Extracted records:
++++++

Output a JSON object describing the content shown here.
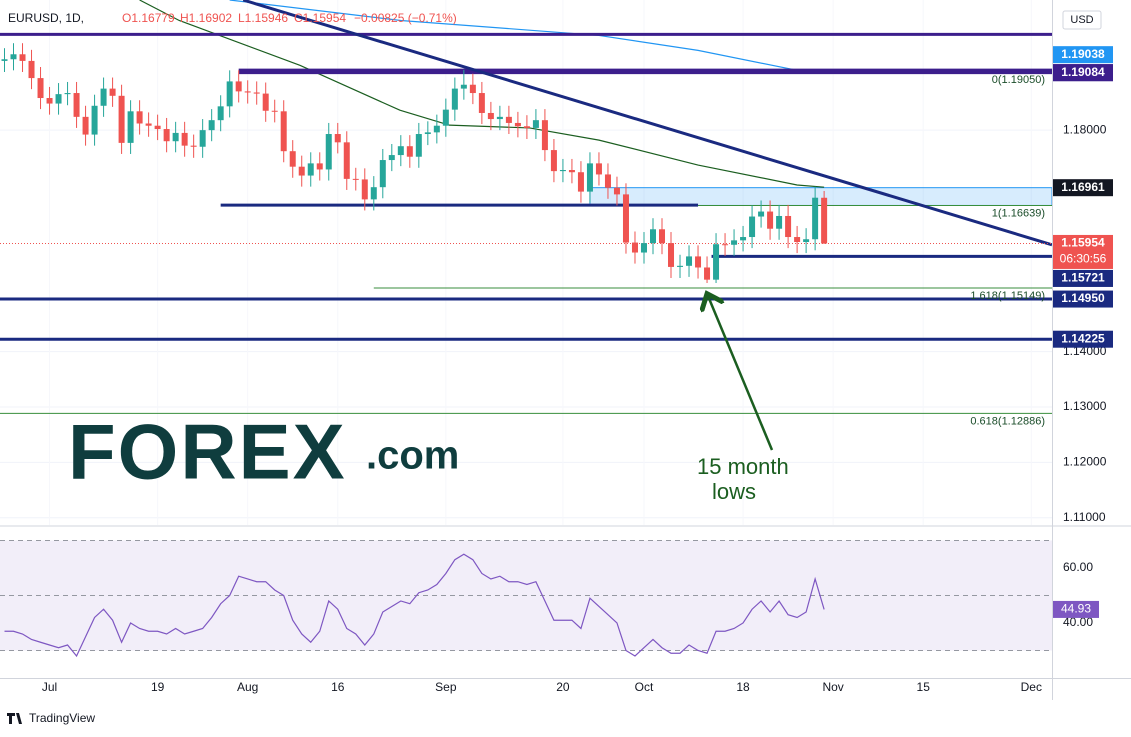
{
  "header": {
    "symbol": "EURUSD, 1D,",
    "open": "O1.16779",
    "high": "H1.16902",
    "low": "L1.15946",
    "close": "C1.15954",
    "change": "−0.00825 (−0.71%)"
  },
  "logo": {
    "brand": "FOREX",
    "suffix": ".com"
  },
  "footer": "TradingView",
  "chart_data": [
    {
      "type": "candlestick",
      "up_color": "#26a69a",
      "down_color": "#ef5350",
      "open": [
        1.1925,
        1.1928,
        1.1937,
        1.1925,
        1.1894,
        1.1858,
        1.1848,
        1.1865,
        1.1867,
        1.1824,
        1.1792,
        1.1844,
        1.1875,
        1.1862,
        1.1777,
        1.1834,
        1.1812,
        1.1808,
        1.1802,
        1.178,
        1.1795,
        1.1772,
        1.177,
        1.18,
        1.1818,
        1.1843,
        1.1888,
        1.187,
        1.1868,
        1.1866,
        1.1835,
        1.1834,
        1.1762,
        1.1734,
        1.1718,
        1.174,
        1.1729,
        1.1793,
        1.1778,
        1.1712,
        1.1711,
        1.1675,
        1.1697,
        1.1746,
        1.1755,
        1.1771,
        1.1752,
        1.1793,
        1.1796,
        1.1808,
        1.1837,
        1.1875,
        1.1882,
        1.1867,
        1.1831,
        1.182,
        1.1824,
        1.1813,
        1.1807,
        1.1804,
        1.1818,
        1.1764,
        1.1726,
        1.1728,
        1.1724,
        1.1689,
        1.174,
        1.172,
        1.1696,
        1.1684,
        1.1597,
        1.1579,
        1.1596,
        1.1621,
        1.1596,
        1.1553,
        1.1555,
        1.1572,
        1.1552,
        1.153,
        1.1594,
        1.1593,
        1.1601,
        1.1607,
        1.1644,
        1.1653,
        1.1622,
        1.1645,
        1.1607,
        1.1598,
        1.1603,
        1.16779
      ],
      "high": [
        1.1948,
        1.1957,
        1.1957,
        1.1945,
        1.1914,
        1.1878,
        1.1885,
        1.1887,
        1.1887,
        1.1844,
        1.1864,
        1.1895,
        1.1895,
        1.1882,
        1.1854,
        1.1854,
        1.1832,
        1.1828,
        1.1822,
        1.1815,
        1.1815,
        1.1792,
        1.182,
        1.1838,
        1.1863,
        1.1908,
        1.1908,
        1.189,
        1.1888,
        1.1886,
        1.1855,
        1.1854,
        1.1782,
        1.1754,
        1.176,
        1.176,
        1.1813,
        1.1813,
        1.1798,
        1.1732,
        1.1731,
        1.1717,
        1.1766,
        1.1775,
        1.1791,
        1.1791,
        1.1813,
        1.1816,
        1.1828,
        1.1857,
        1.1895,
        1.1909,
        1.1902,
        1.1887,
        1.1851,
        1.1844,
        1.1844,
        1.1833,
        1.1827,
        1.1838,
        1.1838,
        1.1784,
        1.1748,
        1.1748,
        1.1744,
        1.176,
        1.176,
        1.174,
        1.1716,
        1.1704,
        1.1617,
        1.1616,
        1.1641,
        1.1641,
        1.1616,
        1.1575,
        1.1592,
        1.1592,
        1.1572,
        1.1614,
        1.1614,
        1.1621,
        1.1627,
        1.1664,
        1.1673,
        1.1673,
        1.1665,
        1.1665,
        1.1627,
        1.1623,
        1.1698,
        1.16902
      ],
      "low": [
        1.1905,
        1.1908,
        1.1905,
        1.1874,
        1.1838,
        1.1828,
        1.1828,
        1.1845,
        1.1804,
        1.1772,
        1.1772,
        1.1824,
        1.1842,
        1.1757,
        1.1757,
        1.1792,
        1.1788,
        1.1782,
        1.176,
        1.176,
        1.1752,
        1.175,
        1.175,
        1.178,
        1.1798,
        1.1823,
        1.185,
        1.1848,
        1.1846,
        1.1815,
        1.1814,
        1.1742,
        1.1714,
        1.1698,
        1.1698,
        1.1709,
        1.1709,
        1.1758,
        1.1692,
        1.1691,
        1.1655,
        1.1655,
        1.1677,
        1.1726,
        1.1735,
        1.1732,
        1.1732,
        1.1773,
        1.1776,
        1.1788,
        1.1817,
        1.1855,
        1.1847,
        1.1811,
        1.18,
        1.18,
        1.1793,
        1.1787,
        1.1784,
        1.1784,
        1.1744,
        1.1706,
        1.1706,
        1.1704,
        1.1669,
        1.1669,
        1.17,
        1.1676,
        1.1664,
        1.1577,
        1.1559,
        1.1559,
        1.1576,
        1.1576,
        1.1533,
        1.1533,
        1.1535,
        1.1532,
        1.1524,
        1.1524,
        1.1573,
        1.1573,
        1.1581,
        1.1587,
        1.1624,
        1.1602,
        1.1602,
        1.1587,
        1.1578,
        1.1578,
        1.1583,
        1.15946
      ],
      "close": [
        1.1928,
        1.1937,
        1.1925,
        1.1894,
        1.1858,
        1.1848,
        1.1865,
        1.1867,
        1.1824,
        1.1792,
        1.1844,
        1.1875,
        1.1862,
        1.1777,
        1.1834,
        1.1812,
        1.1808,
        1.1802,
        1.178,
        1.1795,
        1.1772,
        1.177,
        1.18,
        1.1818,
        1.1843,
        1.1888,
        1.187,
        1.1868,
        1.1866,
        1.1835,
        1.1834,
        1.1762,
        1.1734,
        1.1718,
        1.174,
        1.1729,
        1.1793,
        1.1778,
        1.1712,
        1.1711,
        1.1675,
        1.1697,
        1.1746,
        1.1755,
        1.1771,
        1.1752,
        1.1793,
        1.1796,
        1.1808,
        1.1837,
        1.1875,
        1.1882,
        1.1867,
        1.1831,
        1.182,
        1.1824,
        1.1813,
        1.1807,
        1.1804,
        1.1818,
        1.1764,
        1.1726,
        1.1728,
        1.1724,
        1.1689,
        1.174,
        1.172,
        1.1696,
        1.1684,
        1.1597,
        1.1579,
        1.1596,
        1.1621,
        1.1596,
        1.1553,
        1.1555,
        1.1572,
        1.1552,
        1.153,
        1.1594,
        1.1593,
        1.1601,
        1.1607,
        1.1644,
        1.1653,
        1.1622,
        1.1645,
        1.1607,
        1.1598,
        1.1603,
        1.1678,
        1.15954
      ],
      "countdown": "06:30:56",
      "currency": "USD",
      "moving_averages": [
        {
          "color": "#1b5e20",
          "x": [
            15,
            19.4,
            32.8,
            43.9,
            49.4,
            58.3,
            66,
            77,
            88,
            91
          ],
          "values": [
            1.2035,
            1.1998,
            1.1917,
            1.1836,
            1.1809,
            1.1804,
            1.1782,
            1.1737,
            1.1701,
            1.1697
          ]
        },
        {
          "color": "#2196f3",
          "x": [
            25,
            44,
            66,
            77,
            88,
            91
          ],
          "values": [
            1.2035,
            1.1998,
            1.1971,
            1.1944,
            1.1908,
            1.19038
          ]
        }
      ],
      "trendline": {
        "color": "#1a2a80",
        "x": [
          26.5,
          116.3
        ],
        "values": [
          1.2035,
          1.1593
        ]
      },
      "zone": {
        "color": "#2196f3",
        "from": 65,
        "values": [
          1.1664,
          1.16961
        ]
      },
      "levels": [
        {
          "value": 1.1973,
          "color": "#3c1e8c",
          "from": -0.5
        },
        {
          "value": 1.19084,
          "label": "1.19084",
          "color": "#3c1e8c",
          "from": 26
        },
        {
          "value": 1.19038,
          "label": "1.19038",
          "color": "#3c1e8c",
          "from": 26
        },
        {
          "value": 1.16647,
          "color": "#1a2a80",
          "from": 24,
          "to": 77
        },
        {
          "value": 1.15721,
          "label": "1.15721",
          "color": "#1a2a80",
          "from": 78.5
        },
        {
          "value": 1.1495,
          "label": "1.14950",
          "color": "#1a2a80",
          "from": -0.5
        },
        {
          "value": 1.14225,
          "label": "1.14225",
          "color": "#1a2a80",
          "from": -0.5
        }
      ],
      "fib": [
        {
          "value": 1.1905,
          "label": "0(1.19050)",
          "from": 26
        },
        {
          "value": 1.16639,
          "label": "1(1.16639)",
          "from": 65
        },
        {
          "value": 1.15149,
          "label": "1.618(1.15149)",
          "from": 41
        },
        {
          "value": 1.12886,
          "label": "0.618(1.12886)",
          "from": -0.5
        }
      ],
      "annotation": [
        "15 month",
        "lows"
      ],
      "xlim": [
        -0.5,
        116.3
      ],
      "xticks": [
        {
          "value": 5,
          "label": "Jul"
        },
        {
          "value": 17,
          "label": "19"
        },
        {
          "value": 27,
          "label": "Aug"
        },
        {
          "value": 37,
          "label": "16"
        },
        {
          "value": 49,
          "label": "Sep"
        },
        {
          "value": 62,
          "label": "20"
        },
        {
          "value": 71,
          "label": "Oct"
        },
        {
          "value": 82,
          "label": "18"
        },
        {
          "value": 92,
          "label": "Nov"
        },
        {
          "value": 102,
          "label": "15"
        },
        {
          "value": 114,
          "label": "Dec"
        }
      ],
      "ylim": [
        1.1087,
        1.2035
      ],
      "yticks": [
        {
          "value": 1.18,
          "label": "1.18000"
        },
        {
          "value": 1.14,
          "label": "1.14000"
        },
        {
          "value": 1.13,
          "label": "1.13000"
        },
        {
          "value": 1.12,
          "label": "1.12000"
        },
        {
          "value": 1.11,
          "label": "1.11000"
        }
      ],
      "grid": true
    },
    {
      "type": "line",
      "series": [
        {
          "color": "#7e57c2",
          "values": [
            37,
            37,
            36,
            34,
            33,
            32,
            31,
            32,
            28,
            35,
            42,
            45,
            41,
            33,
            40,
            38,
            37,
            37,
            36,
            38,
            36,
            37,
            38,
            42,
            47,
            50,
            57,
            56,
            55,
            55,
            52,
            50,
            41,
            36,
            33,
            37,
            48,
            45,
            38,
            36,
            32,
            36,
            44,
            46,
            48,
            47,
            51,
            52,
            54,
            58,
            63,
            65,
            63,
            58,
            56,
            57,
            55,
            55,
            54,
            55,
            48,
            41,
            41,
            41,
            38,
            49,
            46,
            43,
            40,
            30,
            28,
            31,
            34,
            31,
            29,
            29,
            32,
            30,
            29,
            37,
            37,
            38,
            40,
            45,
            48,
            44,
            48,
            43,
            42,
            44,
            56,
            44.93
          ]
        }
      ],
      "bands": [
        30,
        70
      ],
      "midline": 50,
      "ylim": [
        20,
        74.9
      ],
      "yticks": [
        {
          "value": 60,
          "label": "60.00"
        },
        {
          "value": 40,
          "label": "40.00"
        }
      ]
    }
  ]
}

++++++

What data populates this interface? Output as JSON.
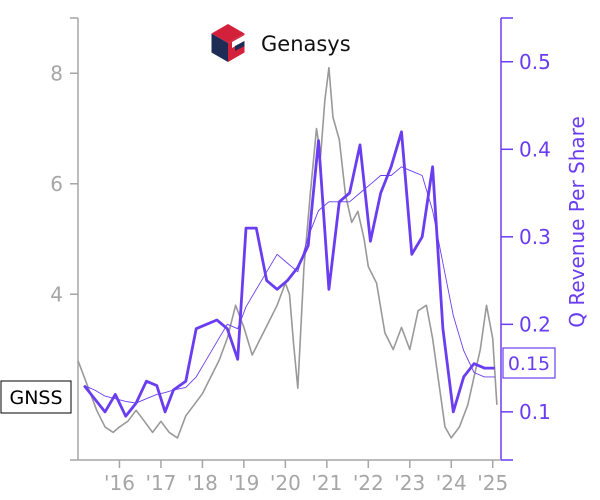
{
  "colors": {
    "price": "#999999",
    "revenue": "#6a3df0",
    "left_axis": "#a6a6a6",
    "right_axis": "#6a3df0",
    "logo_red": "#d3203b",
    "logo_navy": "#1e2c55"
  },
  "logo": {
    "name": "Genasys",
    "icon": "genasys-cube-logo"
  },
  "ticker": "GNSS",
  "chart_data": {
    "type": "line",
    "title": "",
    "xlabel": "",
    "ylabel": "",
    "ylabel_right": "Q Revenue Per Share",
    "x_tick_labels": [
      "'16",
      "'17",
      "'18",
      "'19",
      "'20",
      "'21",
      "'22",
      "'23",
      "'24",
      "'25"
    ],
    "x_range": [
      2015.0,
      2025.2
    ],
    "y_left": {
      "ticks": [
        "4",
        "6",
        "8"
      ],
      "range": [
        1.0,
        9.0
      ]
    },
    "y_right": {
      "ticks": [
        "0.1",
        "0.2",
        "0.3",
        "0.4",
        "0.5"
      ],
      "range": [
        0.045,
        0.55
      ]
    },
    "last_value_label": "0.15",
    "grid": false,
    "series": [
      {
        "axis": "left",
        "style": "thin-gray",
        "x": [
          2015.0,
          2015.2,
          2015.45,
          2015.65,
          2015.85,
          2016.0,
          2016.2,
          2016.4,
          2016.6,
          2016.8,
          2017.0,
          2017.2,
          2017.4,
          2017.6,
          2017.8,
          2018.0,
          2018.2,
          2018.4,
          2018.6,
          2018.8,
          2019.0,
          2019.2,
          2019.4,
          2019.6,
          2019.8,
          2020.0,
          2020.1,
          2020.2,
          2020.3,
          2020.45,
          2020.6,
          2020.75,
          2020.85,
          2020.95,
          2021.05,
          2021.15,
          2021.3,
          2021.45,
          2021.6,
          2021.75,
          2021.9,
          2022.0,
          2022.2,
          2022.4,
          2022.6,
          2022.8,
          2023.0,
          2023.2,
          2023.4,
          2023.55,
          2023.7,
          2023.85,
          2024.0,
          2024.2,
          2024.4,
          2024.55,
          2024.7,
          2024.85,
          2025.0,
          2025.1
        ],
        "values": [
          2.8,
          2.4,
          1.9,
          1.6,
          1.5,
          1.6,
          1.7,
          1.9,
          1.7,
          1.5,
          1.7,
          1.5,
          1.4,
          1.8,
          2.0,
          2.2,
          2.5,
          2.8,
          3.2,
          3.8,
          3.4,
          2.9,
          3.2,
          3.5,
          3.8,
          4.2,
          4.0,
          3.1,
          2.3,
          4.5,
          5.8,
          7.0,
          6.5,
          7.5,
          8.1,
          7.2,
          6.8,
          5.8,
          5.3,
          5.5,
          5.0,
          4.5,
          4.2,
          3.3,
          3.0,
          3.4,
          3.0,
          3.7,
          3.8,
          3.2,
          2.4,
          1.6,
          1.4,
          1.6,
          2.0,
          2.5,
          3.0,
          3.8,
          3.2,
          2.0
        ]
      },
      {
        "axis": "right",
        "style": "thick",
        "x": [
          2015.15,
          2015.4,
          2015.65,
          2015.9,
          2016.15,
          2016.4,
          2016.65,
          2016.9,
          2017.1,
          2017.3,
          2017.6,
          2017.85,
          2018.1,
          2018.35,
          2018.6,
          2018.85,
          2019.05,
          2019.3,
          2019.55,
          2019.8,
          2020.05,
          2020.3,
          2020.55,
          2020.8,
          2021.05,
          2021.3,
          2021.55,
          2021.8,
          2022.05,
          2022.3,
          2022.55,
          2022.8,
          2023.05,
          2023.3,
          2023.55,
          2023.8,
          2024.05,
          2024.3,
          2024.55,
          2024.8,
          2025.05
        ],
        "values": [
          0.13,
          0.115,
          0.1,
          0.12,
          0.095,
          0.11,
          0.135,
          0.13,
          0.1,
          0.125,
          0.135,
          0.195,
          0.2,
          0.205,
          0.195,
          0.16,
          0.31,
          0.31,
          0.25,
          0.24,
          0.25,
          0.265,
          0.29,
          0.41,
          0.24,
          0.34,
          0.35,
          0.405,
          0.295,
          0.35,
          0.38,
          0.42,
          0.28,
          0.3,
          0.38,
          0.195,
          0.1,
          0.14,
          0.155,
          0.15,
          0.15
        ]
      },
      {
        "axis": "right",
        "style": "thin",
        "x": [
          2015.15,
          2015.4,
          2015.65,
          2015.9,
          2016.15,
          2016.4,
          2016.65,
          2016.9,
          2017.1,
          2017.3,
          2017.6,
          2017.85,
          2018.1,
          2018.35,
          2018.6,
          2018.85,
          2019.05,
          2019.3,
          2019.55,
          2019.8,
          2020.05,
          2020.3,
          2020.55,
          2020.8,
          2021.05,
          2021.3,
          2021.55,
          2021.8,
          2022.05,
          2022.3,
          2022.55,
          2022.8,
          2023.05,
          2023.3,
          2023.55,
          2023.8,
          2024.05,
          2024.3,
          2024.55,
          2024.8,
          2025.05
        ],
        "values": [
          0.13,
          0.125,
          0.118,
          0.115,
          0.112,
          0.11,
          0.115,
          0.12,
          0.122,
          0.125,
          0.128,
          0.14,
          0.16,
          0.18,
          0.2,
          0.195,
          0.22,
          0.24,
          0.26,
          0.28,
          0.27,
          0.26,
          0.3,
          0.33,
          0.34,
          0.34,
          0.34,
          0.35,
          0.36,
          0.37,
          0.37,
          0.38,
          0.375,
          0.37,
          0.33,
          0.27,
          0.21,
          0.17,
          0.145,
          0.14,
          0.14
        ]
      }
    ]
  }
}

++++++

Instructions for the task:
From the listing above, collect every line that mentions the word "type".

Task response:
      "type": "candlestick",
      "type": "line",
    "type": "line",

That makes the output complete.